- Goal of the exercise
Copy out all lines with the word "联合资信评估股份有限公司" in them.

:::::

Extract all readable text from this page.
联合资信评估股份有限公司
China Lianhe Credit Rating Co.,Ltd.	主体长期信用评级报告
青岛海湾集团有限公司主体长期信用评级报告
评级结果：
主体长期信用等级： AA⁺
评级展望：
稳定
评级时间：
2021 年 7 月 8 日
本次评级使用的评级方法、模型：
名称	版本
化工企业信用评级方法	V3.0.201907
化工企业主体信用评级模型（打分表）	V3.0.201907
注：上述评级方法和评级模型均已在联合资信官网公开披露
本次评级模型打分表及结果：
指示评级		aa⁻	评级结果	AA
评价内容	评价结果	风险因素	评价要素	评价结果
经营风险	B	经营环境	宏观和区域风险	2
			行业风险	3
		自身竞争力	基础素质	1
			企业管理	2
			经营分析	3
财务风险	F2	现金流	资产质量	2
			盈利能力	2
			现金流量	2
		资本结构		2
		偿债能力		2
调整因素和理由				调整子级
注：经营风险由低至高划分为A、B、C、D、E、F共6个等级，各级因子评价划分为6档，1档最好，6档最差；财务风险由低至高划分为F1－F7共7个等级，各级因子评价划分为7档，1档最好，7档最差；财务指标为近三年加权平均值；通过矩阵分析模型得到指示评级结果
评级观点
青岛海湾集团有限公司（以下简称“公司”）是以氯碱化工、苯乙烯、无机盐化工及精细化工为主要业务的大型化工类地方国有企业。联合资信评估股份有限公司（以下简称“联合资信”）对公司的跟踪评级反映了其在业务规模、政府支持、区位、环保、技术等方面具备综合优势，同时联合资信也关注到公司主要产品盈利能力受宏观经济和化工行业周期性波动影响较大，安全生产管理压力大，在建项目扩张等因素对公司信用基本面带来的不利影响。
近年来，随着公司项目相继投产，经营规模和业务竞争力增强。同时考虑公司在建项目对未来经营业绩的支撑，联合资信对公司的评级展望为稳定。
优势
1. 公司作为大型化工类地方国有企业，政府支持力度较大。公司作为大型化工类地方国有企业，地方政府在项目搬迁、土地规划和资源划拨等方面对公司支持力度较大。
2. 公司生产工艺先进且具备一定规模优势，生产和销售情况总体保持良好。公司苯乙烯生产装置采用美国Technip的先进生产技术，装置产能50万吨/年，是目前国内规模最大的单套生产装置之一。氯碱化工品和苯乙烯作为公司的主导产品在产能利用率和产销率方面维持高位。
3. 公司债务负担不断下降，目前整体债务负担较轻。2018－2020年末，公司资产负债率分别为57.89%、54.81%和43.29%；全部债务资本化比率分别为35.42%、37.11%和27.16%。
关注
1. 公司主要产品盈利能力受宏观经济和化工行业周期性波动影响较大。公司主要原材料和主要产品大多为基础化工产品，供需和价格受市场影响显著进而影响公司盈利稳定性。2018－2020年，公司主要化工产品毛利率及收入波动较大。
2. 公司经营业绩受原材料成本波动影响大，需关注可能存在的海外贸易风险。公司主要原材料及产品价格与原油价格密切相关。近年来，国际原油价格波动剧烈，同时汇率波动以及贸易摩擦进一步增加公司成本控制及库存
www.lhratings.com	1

:::::

- Response below
联合资信评估股份有限公司
青岛海湾集团有限公司（以下简称“公司”）是以氯碱化工、苯乙烯、无机盐化工及精细化工为主要业务的大型化工类地方国有企业。联合资信评估股份有限公司（以下简称“联合资信”）对公司的跟踪评级反映了其在业务规模、政府支持、区位、环保、技术等方面具备综合优势，同时联合资信也关注到公司主要产品盈利能力受宏观经济和化工行业周期性波动影响较大，安全生产管理压力大，在建项目扩张等因素对公司信用基本面带来的不利影响。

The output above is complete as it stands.